| Supplied records |
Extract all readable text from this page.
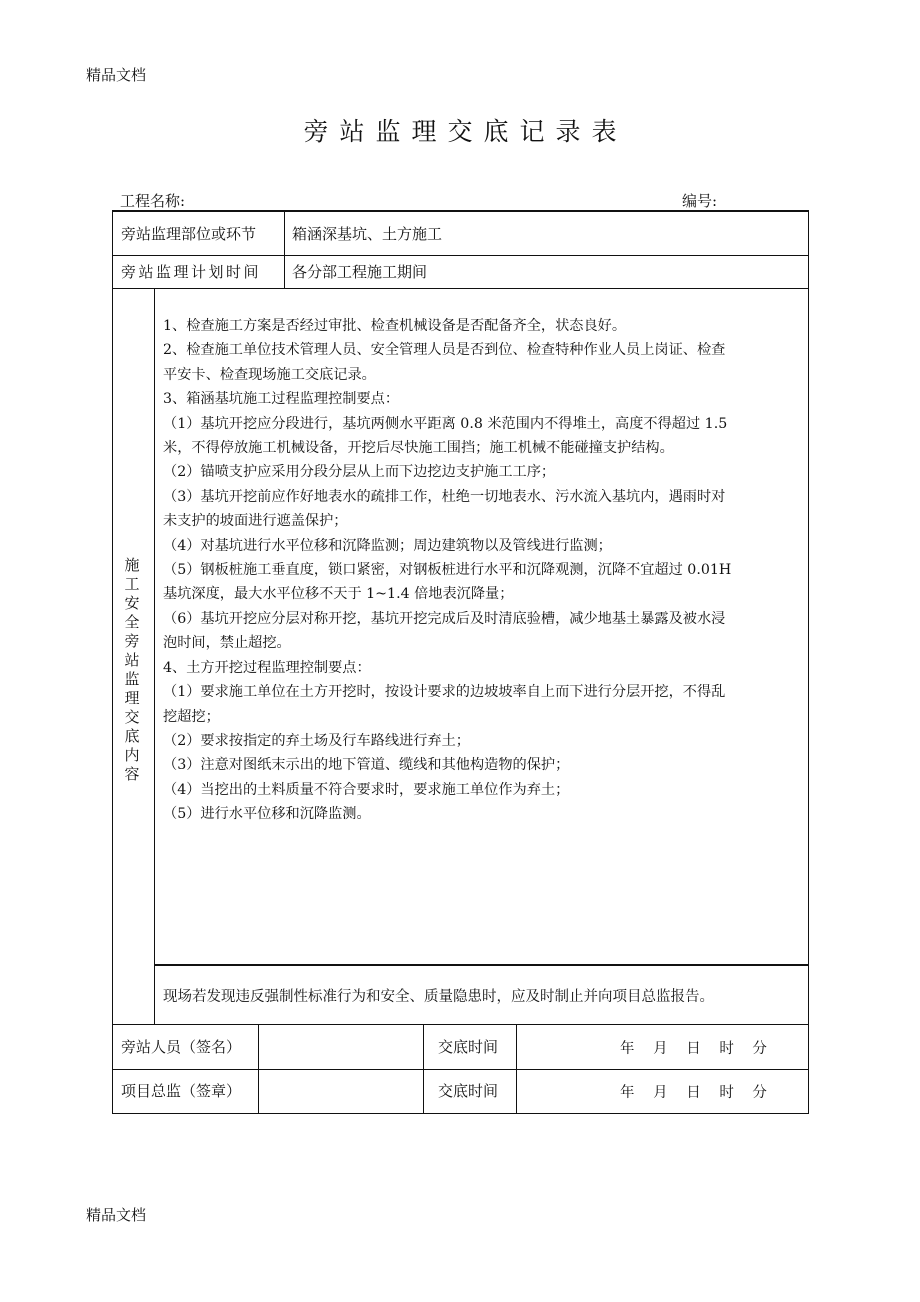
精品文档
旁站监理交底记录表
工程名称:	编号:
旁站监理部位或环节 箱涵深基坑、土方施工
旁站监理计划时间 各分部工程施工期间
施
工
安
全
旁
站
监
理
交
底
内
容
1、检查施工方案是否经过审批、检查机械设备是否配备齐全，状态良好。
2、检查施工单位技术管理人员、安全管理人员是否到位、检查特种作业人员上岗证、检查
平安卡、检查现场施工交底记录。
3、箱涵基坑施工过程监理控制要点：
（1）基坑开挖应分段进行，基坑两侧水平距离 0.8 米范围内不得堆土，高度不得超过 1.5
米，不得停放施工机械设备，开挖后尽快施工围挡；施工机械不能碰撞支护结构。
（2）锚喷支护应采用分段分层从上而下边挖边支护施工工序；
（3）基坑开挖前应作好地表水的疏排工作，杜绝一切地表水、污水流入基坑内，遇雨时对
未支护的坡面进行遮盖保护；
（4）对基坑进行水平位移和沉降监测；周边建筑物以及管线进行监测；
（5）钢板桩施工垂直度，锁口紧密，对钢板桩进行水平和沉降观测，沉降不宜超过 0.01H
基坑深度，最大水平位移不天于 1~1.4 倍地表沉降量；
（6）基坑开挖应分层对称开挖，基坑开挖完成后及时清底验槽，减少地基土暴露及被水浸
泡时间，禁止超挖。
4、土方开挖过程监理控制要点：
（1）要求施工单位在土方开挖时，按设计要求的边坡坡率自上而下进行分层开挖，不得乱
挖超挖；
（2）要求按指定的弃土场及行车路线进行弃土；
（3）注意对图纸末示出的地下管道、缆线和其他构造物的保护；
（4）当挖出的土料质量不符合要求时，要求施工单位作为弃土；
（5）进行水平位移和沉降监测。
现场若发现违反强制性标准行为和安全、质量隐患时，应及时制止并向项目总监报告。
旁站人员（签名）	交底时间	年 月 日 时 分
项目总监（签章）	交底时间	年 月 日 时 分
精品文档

| Stated problem |
Repeat the full listing above exactly, with no pictures in the copy.

| Finished task |
Extract all readable text from this page.
精品文档
旁站监理交底记录表
工程名称:	编号:
旁站监理部位或环节 箱涵深基坑、土方施工
旁站监理计划时间 各分部工程施工期间
施
工
安
全
旁
站
监
理
交
底
内
容
1、检查施工方案是否经过审批、检查机械设备是否配备齐全，状态良好。
2、检查施工单位技术管理人员、安全管理人员是否到位、检查特种作业人员上岗证、检查
平安卡、检查现场施工交底记录。
3、箱涵基坑施工过程监理控制要点：
（1）基坑开挖应分段进行，基坑两侧水平距离 0.8 米范围内不得堆土，高度不得超过 1.5
米，不得停放施工机械设备，开挖后尽快施工围挡；施工机械不能碰撞支护结构。
（2）锚喷支护应采用分段分层从上而下边挖边支护施工工序；
（3）基坑开挖前应作好地表水的疏排工作，杜绝一切地表水、污水流入基坑内，遇雨时对
未支护的坡面进行遮盖保护；
（4）对基坑进行水平位移和沉降监测；周边建筑物以及管线进行监测；
（5）钢板桩施工垂直度，锁口紧密，对钢板桩进行水平和沉降观测，沉降不宜超过 0.01H
基坑深度，最大水平位移不天于 1~1.4 倍地表沉降量；
（6）基坑开挖应分层对称开挖，基坑开挖完成后及时清底验槽，减少地基土暴露及被水浸
泡时间，禁止超挖。
4、土方开挖过程监理控制要点：
（1）要求施工单位在土方开挖时，按设计要求的边坡坡率自上而下进行分层开挖，不得乱
挖超挖；
（2）要求按指定的弃土场及行车路线进行弃土；
（3）注意对图纸末示出的地下管道、缆线和其他构造物的保护；
（4）当挖出的土料质量不符合要求时，要求施工单位作为弃土；
（5）进行水平位移和沉降监测。
现场若发现违反强制性标准行为和安全、质量隐患时，应及时制止并向项目总监报告。
旁站人员（签名）	交底时间	年 月 日 时 分
项目总监（签章）	交底时间	年 月 日 时 分
精品文档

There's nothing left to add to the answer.